Data shown |
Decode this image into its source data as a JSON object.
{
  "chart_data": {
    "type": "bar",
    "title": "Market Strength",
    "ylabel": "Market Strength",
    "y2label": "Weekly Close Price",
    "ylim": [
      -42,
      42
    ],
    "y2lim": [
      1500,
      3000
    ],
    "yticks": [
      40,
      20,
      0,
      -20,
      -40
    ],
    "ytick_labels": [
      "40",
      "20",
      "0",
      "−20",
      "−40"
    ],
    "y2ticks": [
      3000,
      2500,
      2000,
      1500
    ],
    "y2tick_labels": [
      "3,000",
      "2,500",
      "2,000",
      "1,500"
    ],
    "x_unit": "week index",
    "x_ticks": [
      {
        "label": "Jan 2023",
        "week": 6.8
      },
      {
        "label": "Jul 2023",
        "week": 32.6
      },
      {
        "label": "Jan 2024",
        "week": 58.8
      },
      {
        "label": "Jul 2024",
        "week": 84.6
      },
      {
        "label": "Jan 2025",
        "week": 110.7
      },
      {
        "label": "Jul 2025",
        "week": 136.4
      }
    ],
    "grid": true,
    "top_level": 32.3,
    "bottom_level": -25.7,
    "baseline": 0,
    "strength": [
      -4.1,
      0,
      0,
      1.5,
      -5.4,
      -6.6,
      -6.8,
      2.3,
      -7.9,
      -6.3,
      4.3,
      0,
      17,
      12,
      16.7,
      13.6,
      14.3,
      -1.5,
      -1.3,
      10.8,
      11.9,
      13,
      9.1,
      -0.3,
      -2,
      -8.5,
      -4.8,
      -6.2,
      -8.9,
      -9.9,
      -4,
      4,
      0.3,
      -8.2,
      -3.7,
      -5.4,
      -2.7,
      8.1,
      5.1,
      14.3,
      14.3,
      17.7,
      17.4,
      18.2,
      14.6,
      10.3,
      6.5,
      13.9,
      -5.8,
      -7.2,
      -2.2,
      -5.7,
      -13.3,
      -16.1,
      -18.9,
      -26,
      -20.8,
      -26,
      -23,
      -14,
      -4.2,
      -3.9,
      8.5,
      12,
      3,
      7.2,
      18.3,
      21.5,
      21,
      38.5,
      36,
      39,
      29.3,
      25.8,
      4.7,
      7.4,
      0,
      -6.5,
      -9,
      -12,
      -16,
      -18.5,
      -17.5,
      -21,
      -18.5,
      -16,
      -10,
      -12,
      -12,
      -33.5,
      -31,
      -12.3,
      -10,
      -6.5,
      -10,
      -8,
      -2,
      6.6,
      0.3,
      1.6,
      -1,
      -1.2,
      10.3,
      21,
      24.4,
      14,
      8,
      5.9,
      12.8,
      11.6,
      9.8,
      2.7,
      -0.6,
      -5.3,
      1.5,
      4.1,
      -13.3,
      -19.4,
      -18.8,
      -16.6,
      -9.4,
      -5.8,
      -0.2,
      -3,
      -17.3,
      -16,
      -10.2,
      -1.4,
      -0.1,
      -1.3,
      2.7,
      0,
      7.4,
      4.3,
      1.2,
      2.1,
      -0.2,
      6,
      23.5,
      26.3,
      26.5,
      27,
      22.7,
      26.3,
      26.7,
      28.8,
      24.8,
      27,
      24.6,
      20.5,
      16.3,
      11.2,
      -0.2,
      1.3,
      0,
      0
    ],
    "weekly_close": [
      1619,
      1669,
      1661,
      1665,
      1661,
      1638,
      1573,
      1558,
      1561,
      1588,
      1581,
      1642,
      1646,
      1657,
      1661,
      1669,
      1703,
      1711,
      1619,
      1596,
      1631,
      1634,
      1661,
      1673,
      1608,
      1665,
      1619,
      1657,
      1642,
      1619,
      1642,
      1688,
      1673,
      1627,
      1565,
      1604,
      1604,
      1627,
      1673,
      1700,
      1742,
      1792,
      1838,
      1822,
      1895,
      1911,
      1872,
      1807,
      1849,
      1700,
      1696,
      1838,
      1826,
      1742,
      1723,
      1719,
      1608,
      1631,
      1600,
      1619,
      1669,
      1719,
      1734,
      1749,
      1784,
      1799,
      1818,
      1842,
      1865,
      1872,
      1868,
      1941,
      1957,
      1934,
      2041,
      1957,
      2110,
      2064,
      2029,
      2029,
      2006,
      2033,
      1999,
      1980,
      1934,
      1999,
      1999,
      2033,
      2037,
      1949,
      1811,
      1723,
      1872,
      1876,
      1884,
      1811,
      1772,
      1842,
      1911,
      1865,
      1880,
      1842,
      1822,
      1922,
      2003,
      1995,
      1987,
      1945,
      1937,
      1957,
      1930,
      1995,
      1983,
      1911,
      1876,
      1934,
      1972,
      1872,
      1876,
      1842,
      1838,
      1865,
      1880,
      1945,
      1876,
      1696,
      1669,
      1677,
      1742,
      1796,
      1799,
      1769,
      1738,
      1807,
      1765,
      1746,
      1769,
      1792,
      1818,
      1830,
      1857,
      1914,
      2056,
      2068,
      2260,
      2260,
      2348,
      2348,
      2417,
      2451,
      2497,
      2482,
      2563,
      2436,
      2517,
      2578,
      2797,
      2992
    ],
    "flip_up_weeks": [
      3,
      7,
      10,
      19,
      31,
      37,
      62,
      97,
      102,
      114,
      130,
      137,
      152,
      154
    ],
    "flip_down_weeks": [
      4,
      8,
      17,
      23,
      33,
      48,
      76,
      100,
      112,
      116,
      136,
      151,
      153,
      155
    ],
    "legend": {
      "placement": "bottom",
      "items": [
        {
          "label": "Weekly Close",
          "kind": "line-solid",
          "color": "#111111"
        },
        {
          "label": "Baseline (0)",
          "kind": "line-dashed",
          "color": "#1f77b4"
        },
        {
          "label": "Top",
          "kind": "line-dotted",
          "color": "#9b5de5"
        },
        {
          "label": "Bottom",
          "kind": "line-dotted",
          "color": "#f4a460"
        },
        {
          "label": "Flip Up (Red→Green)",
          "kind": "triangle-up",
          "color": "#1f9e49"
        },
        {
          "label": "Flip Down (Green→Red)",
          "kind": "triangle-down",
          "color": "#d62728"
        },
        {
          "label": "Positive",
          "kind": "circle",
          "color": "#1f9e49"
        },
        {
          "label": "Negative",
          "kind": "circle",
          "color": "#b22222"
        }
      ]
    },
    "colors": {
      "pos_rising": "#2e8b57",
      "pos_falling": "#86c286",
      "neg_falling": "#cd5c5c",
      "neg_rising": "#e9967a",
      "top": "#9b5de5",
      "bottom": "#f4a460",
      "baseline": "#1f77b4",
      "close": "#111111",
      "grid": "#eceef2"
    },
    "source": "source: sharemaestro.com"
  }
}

Task prompt | Gather up the lines that contain the word "Green".

Result of the exercise |
          "label": "Flip Up (Red→Green)",
          "label": "Flip Down (Green→Red)",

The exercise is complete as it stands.